- Short task
Reproduce the following lines exactly, every one of them, in the same order.

- Material for this exercise
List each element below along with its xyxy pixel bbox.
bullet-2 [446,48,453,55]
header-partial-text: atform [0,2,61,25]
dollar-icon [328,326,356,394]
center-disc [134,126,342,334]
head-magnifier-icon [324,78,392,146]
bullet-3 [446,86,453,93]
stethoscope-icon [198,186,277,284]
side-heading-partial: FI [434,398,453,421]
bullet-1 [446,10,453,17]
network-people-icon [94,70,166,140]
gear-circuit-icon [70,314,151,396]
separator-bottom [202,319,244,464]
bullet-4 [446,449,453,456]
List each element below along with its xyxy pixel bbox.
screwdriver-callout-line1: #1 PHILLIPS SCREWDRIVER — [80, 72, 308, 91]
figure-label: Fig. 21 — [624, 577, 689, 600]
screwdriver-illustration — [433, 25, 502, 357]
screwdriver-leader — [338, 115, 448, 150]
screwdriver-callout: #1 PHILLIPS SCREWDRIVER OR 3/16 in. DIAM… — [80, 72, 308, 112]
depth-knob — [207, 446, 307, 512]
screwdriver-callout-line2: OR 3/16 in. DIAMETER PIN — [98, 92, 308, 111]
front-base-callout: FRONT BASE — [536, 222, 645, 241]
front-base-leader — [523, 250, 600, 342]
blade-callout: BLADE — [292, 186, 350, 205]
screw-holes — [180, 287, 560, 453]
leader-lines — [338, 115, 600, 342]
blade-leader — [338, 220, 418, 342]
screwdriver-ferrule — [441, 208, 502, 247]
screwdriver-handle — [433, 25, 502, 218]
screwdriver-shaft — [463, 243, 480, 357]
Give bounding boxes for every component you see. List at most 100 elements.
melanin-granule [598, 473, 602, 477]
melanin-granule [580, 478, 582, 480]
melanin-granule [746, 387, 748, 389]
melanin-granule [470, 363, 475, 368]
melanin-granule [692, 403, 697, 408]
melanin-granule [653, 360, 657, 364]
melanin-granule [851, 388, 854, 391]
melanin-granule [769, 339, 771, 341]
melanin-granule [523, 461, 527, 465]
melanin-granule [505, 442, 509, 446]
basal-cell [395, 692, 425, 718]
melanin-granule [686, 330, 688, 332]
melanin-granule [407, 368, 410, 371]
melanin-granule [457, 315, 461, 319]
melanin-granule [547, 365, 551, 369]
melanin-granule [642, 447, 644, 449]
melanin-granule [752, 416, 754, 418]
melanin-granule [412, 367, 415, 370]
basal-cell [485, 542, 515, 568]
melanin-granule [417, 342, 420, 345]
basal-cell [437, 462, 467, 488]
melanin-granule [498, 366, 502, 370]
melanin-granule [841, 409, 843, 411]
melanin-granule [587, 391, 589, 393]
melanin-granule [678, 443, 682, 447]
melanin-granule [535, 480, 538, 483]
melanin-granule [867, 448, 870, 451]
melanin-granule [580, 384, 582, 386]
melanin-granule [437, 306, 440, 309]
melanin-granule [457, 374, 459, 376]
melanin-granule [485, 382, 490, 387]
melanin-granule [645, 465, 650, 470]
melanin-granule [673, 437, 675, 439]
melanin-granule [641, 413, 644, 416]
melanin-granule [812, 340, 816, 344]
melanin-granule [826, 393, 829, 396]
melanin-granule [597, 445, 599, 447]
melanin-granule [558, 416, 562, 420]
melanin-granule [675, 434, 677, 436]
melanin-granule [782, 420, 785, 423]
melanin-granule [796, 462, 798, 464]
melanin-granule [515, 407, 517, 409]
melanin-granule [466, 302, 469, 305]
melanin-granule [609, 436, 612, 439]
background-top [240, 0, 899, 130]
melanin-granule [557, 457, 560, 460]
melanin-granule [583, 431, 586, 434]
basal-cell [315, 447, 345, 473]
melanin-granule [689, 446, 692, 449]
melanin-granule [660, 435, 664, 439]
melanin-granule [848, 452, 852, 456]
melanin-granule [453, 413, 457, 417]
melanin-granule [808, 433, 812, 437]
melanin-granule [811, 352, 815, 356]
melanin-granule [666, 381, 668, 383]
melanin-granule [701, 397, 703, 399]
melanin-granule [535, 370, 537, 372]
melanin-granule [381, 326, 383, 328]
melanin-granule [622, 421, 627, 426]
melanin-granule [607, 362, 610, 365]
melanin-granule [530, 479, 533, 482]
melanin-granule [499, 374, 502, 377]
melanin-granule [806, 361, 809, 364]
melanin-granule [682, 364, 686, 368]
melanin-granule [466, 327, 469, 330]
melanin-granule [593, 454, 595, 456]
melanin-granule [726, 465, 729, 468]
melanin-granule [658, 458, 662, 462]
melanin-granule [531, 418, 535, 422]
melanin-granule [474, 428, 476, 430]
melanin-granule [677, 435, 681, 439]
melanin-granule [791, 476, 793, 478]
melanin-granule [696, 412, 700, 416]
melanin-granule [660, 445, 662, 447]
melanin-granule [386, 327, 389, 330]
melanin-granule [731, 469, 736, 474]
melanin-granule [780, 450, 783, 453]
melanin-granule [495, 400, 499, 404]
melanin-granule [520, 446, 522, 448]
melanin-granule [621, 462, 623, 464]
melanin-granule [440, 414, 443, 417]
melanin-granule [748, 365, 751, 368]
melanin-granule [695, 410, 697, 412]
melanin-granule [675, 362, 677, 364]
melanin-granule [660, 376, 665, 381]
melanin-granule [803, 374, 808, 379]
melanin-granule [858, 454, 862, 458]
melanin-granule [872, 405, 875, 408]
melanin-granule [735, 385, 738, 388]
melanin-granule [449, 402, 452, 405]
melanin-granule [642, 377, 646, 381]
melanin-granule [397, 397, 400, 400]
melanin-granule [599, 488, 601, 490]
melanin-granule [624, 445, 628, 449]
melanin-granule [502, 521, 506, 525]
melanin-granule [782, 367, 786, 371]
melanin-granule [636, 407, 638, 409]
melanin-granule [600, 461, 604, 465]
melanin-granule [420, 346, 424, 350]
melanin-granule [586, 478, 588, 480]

- The response
List each element below along with its xyxy pixel bbox.
bullet-2 [446,48,453,55]
header-partial-text: atform [0,2,61,25]
dollar-icon [328,326,356,394]
center-disc [134,126,342,334]
head-magnifier-icon [324,78,392,146]
bullet-3 [446,86,453,93]
stethoscope-icon [198,186,277,284]
side-heading-partial: FI [434,398,453,421]
bullet-1 [446,10,453,17]
network-people-icon [94,70,166,140]
gear-circuit-icon [70,314,151,396]
separator-bottom [202,319,244,464]
bullet-4 [446,449,453,456]
List each element below along with its xyxy pixel bbox.
screwdriver-callout-line1: #1 PHILLIPS SCREWDRIVER — [80, 72, 308, 91]
figure-label: Fig. 21 — [624, 577, 689, 600]
screwdriver-illustration — [433, 25, 502, 357]
screwdriver-leader — [338, 115, 448, 150]
screwdriver-callout: #1 PHILLIPS SCREWDRIVER OR 3/16 in. DIAM… — [80, 72, 308, 112]
depth-knob — [207, 446, 307, 512]
screwdriver-callout-line2: OR 3/16 in. DIAMETER PIN — [98, 92, 308, 111]
front-base-callout: FRONT BASE — [536, 222, 645, 241]
front-base-leader — [523, 250, 600, 342]
blade-callout: BLADE — [292, 186, 350, 205]
screw-holes — [180, 287, 560, 453]
leader-lines — [338, 115, 600, 342]
blade-leader — [338, 220, 418, 342]
screwdriver-ferrule — [441, 208, 502, 247]
screwdriver-handle — [433, 25, 502, 218]
screwdriver-shaft — [463, 243, 480, 357]
Give bounding boxes for every component you see. List at most 100 elements.
melanin-granule [598, 473, 602, 477]
melanin-granule [580, 478, 582, 480]
melanin-granule [746, 387, 748, 389]
melanin-granule [470, 363, 475, 368]
melanin-granule [692, 403, 697, 408]
melanin-granule [653, 360, 657, 364]
melanin-granule [851, 388, 854, 391]
melanin-granule [769, 339, 771, 341]
melanin-granule [523, 461, 527, 465]
melanin-granule [505, 442, 509, 446]
basal-cell [395, 692, 425, 718]
melanin-granule [686, 330, 688, 332]
melanin-granule [407, 368, 410, 371]
melanin-granule [457, 315, 461, 319]
melanin-granule [547, 365, 551, 369]
melanin-granule [642, 447, 644, 449]
melanin-granule [752, 416, 754, 418]
melanin-granule [412, 367, 415, 370]
basal-cell [485, 542, 515, 568]
melanin-granule [417, 342, 420, 345]
basal-cell [437, 462, 467, 488]
melanin-granule [498, 366, 502, 370]
melanin-granule [841, 409, 843, 411]
melanin-granule [587, 391, 589, 393]
melanin-granule [678, 443, 682, 447]
melanin-granule [535, 480, 538, 483]
melanin-granule [867, 448, 870, 451]
melanin-granule [580, 384, 582, 386]
melanin-granule [437, 306, 440, 309]
melanin-granule [457, 374, 459, 376]
melanin-granule [485, 382, 490, 387]
melanin-granule [645, 465, 650, 470]
melanin-granule [673, 437, 675, 439]
melanin-granule [641, 413, 644, 416]
melanin-granule [812, 340, 816, 344]
melanin-granule [826, 393, 829, 396]
melanin-granule [597, 445, 599, 447]
melanin-granule [558, 416, 562, 420]
melanin-granule [675, 434, 677, 436]
melanin-granule [782, 420, 785, 423]
melanin-granule [796, 462, 798, 464]
melanin-granule [515, 407, 517, 409]
melanin-granule [466, 302, 469, 305]
melanin-granule [609, 436, 612, 439]
background-top [240, 0, 899, 130]
melanin-granule [557, 457, 560, 460]
melanin-granule [583, 431, 586, 434]
basal-cell [315, 447, 345, 473]
melanin-granule [689, 446, 692, 449]
melanin-granule [660, 435, 664, 439]
melanin-granule [848, 452, 852, 456]
melanin-granule [453, 413, 457, 417]
melanin-granule [808, 433, 812, 437]
melanin-granule [811, 352, 815, 356]
melanin-granule [666, 381, 668, 383]
melanin-granule [701, 397, 703, 399]
melanin-granule [535, 370, 537, 372]
melanin-granule [381, 326, 383, 328]
melanin-granule [622, 421, 627, 426]
melanin-granule [607, 362, 610, 365]
melanin-granule [530, 479, 533, 482]
melanin-granule [499, 374, 502, 377]
melanin-granule [806, 361, 809, 364]
melanin-granule [682, 364, 686, 368]
melanin-granule [466, 327, 469, 330]
melanin-granule [593, 454, 595, 456]
melanin-granule [726, 465, 729, 468]
melanin-granule [658, 458, 662, 462]
melanin-granule [531, 418, 535, 422]
melanin-granule [474, 428, 476, 430]
melanin-granule [677, 435, 681, 439]
melanin-granule [791, 476, 793, 478]
melanin-granule [696, 412, 700, 416]
melanin-granule [660, 445, 662, 447]
melanin-granule [386, 327, 389, 330]
melanin-granule [731, 469, 736, 474]
melanin-granule [780, 450, 783, 453]
melanin-granule [495, 400, 499, 404]
melanin-granule [520, 446, 522, 448]
melanin-granule [621, 462, 623, 464]
melanin-granule [440, 414, 443, 417]
melanin-granule [748, 365, 751, 368]
melanin-granule [695, 410, 697, 412]
melanin-granule [675, 362, 677, 364]
melanin-granule [660, 376, 665, 381]
melanin-granule [803, 374, 808, 379]
melanin-granule [858, 454, 862, 458]
melanin-granule [872, 405, 875, 408]
melanin-granule [735, 385, 738, 388]
melanin-granule [449, 402, 452, 405]
melanin-granule [642, 377, 646, 381]
melanin-granule [397, 397, 400, 400]
melanin-granule [599, 488, 601, 490]
melanin-granule [624, 445, 628, 449]
melanin-granule [502, 521, 506, 525]
melanin-granule [782, 367, 786, 371]
melanin-granule [636, 407, 638, 409]
melanin-granule [600, 461, 604, 465]
melanin-granule [420, 346, 424, 350]
melanin-granule [586, 478, 588, 480]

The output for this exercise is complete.